____ Material to process

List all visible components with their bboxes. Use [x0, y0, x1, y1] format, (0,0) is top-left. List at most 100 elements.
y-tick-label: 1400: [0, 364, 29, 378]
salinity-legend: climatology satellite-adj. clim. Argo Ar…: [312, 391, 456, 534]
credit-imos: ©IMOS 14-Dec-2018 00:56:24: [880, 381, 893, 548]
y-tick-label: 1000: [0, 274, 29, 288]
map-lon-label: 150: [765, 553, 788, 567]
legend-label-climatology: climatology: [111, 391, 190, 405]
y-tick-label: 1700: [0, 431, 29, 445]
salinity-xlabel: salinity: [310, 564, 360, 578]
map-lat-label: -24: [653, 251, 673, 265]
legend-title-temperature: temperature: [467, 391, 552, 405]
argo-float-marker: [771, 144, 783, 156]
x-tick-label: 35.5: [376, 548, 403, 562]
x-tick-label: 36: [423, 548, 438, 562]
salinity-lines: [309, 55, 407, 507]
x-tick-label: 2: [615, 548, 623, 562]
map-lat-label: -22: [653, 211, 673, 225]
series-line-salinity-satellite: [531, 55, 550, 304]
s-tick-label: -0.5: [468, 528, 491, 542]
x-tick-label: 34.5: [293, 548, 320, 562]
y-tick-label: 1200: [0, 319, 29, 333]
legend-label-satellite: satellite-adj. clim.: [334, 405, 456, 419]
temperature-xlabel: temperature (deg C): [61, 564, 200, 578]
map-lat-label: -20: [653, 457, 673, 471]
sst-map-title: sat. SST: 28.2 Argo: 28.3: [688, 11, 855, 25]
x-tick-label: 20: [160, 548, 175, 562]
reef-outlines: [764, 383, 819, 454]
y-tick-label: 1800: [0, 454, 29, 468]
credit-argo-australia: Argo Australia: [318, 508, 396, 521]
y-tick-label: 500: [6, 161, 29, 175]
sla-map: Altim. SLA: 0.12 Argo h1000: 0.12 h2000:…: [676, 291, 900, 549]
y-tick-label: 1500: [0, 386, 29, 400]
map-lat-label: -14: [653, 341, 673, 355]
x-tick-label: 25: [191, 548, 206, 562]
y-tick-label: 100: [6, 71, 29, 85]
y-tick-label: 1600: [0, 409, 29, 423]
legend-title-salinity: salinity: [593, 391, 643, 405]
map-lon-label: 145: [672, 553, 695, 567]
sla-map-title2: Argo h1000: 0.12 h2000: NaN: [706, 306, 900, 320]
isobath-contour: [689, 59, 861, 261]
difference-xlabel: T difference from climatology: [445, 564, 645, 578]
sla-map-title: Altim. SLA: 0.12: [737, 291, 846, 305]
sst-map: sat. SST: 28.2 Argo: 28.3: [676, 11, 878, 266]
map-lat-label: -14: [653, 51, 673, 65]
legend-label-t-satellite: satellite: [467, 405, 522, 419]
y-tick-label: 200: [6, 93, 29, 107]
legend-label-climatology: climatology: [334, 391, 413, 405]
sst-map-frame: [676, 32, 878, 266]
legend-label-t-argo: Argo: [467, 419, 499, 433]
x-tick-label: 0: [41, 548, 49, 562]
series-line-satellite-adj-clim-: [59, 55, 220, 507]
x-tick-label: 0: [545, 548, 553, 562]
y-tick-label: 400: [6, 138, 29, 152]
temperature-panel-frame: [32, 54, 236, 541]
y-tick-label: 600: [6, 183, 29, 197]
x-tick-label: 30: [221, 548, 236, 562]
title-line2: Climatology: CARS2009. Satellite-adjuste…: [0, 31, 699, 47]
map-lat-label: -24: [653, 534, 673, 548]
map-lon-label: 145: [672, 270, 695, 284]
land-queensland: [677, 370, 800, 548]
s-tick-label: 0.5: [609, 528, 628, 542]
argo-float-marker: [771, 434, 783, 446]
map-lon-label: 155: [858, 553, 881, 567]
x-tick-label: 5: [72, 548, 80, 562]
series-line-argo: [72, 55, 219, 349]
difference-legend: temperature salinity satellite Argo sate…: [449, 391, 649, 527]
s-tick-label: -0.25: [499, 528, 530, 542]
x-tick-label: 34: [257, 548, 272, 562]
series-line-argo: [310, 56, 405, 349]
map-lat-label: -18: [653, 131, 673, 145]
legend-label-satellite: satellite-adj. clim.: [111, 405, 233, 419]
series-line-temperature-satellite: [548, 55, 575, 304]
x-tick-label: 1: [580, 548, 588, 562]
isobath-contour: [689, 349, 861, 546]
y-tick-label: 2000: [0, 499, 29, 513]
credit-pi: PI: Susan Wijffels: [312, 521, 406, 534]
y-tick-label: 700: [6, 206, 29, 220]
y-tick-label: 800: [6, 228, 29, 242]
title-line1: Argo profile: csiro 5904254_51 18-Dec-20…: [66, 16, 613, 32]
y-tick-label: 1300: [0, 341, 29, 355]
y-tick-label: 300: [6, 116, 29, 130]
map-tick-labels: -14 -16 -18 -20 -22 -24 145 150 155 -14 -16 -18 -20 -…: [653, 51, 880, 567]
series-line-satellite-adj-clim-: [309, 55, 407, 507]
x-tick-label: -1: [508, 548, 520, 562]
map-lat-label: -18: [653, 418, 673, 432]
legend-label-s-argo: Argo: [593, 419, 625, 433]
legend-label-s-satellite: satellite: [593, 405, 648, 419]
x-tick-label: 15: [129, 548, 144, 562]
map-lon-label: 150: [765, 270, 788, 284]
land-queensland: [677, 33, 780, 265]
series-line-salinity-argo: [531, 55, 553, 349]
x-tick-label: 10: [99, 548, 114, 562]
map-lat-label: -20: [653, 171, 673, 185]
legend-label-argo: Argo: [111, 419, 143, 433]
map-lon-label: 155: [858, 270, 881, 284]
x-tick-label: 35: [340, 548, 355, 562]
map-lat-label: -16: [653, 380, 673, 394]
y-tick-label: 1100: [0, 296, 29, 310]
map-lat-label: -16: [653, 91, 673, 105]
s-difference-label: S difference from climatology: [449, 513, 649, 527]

________

### Short exercise
Edit the listing so that each "map-lat-label" becomes "map-latitude-label", with everything else left the same.

### Full response
List all visible components with their bboxes. Use [x0, y0, x1, y1] format, (0,0) is top-left. List at most 100 elements.
y-tick-label: 1400: [0, 364, 29, 378]
salinity-legend: climatology satellite-adj. clim. Argo Ar…: [312, 391, 456, 534]
credit-imos: ©IMOS 14-Dec-2018 00:56:24: [880, 381, 893, 548]
y-tick-label: 1000: [0, 274, 29, 288]
map-lon-label: 150: [765, 553, 788, 567]
legend-label-climatology: climatology: [111, 391, 190, 405]
y-tick-label: 1700: [0, 431, 29, 445]
salinity-xlabel: salinity: [310, 564, 360, 578]
map-latitude-label: -24: [653, 251, 673, 265]
legend-title-temperature: temperature: [467, 391, 552, 405]
argo-float-marker: [771, 144, 783, 156]
x-tick-label: 35.5: [376, 548, 403, 562]
x-tick-label: 36: [423, 548, 438, 562]
salinity-lines: [309, 55, 407, 507]
x-tick-label: 2: [615, 548, 623, 562]
map-latitude-label: -22: [653, 211, 673, 225]
series-line-salinity-satellite: [531, 55, 550, 304]
s-tick-label: -0.5: [468, 528, 491, 542]
x-tick-label: 34.5: [293, 548, 320, 562]
y-tick-label: 1200: [0, 319, 29, 333]
legend-label-satellite: satellite-adj. clim.: [334, 405, 456, 419]
temperature-xlabel: temperature (deg C): [61, 564, 200, 578]
map-latitude-label: -20: [653, 457, 673, 471]
sst-map-title: sat. SST: 28.2 Argo: 28.3: [688, 11, 855, 25]
x-tick-label: 20: [160, 548, 175, 562]
reef-outlines: [764, 383, 819, 454]
y-tick-label: 1800: [0, 454, 29, 468]
credit-argo-australia: Argo Australia: [318, 508, 396, 521]
y-tick-label: 500: [6, 161, 29, 175]
sla-map: Altim. SLA: 0.12 Argo h1000: 0.12 h2000:…: [676, 291, 900, 549]
y-tick-label: 1500: [0, 386, 29, 400]
map-latitude-label: -14: [653, 341, 673, 355]
x-tick-label: 25: [191, 548, 206, 562]
y-tick-label: 100: [6, 71, 29, 85]
y-tick-label: 1600: [0, 409, 29, 423]
legend-title-salinity: salinity: [593, 391, 643, 405]
map-lon-label: 145: [672, 553, 695, 567]
sla-map-title2: Argo h1000: 0.12 h2000: NaN: [706, 306, 900, 320]
isobath-contour: [689, 59, 861, 261]
difference-xlabel: T difference from climatology: [445, 564, 645, 578]
sla-map-title: Altim. SLA: 0.12: [737, 291, 846, 305]
sst-map: sat. SST: 28.2 Argo: 28.3: [676, 11, 878, 266]
map-latitude-label: -14: [653, 51, 673, 65]
legend-label-t-satellite: satellite: [467, 405, 522, 419]
y-tick-label: 200: [6, 93, 29, 107]
legend-label-climatology: climatology: [334, 391, 413, 405]
sst-map-frame: [676, 32, 878, 266]
legend-label-t-argo: Argo: [467, 419, 499, 433]
x-tick-label: 0: [41, 548, 49, 562]
series-line-satellite-adj-clim-: [59, 55, 220, 507]
x-tick-label: 0: [545, 548, 553, 562]
y-tick-label: 400: [6, 138, 29, 152]
temperature-panel-frame: [32, 54, 236, 541]
y-tick-label: 600: [6, 183, 29, 197]
x-tick-label: 30: [221, 548, 236, 562]
title-line2: Climatology: CARS2009. Satellite-adjuste…: [0, 31, 699, 47]
map-latitude-label: -24: [653, 534, 673, 548]
map-lon-label: 145: [672, 270, 695, 284]
land-queensland: [677, 370, 800, 548]
s-tick-label: 0.5: [609, 528, 628, 542]
argo-float-marker: [771, 434, 783, 446]
map-lon-label: 155: [858, 553, 881, 567]
x-tick-label: 5: [72, 548, 80, 562]
series-line-argo: [72, 55, 219, 349]
difference-legend: temperature salinity satellite Argo sate…: [449, 391, 649, 527]
s-tick-label: -0.25: [499, 528, 530, 542]
x-tick-label: 34: [257, 548, 272, 562]
series-line-argo: [310, 56, 405, 349]
map-latitude-label: -18: [653, 131, 673, 145]
legend-label-satellite: satellite-adj. clim.: [111, 405, 233, 419]
series-line-temperature-satellite: [548, 55, 575, 304]
x-tick-label: 1: [580, 548, 588, 562]
isobath-contour: [689, 349, 861, 546]
y-tick-label: 2000: [0, 499, 29, 513]
credit-pi: PI: Susan Wijffels: [312, 521, 406, 534]
y-tick-label: 700: [6, 206, 29, 220]
y-tick-label: 800: [6, 228, 29, 242]
title-line1: Argo profile: csiro 5904254_51 18-Dec-20…: [66, 16, 613, 32]
y-tick-label: 1300: [0, 341, 29, 355]
y-tick-label: 300: [6, 116, 29, 130]
map-tick-labels: -14 -16 -18 -20 -22 -24 145 150 155 -14 -16 -18 -20 -…: [653, 51, 880, 567]
series-line-satellite-adj-clim-: [309, 55, 407, 507]
x-tick-label: -1: [508, 548, 520, 562]
map-latitude-label: -18: [653, 418, 673, 432]
legend-label-s-argo: Argo: [593, 419, 625, 433]
legend-label-s-satellite: satellite: [593, 405, 648, 419]
x-tick-label: 15: [129, 548, 144, 562]
map-lon-label: 150: [765, 270, 788, 284]
land-queensland: [677, 33, 780, 265]
series-line-salinity-argo: [531, 55, 553, 349]
x-tick-label: 10: [99, 548, 114, 562]
map-latitude-label: -20: [653, 171, 673, 185]
legend-label-argo: Argo: [111, 419, 143, 433]
map-lon-label: 155: [858, 270, 881, 284]
x-tick-label: 35: [340, 548, 355, 562]
map-latitude-label: -16: [653, 380, 673, 394]
y-tick-label: 1100: [0, 296, 29, 310]
map-latitude-label: -16: [653, 91, 673, 105]
s-difference-label: S difference from climatology: [449, 513, 649, 527]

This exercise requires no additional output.